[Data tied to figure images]
┄┄┄┄┄┄┄┄┄┄┄┄┄┄┄┄┄┄┄┄
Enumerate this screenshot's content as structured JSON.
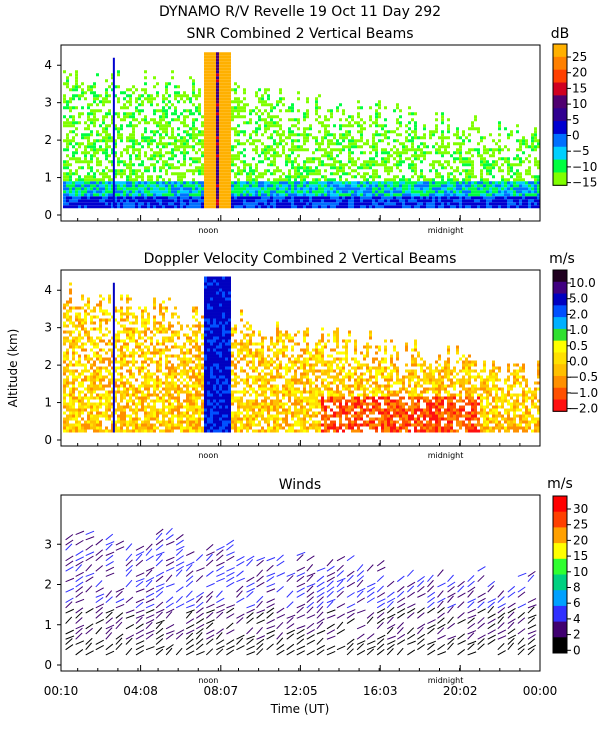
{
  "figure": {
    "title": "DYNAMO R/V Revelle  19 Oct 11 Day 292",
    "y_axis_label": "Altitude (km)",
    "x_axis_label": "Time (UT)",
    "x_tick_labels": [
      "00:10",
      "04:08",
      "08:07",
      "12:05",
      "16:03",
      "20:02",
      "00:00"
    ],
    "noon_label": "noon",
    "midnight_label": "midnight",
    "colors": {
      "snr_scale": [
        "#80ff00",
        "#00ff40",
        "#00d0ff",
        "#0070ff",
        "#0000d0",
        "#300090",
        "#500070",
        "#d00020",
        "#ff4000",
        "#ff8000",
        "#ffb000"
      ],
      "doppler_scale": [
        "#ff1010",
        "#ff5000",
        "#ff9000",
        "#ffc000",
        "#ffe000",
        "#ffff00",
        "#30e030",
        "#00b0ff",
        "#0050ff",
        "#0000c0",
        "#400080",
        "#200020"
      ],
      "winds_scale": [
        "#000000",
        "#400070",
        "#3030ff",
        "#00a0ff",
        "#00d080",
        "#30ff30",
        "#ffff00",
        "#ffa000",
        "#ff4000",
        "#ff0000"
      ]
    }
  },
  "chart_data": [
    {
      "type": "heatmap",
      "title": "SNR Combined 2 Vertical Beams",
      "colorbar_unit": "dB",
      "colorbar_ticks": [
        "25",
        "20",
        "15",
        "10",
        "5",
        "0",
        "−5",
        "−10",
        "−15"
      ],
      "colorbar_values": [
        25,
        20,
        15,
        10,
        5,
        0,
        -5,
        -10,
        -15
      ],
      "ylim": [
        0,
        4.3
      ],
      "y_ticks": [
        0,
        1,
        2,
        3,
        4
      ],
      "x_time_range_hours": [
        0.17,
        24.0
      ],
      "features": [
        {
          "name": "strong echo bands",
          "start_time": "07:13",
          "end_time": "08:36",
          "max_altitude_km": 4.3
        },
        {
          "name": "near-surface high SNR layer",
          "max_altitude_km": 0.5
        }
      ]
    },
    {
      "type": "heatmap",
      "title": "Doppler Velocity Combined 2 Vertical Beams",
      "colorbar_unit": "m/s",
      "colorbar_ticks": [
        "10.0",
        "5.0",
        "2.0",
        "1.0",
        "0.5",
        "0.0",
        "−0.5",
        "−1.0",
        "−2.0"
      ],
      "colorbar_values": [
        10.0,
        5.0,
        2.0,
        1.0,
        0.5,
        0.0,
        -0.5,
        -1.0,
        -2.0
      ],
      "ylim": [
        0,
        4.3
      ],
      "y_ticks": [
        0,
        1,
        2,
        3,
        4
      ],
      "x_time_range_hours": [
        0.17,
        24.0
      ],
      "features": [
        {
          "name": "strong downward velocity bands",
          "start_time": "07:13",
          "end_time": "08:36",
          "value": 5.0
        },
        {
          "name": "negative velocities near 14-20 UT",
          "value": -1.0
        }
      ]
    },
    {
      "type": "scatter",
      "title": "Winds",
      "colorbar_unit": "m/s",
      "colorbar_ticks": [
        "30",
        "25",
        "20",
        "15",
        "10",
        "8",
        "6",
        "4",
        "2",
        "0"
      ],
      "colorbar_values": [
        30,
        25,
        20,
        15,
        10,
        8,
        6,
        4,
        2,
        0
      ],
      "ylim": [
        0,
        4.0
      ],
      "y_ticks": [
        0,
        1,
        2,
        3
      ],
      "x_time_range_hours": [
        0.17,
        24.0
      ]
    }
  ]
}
┄┄┄┄┄┄┄┄┄┄┄┄┄┄┄┄┄┄┄┄
CHALLENGE: Determine the number of lines where the string "Vertical" occurs, and give that number only.

EXPECTED ANSWER: 2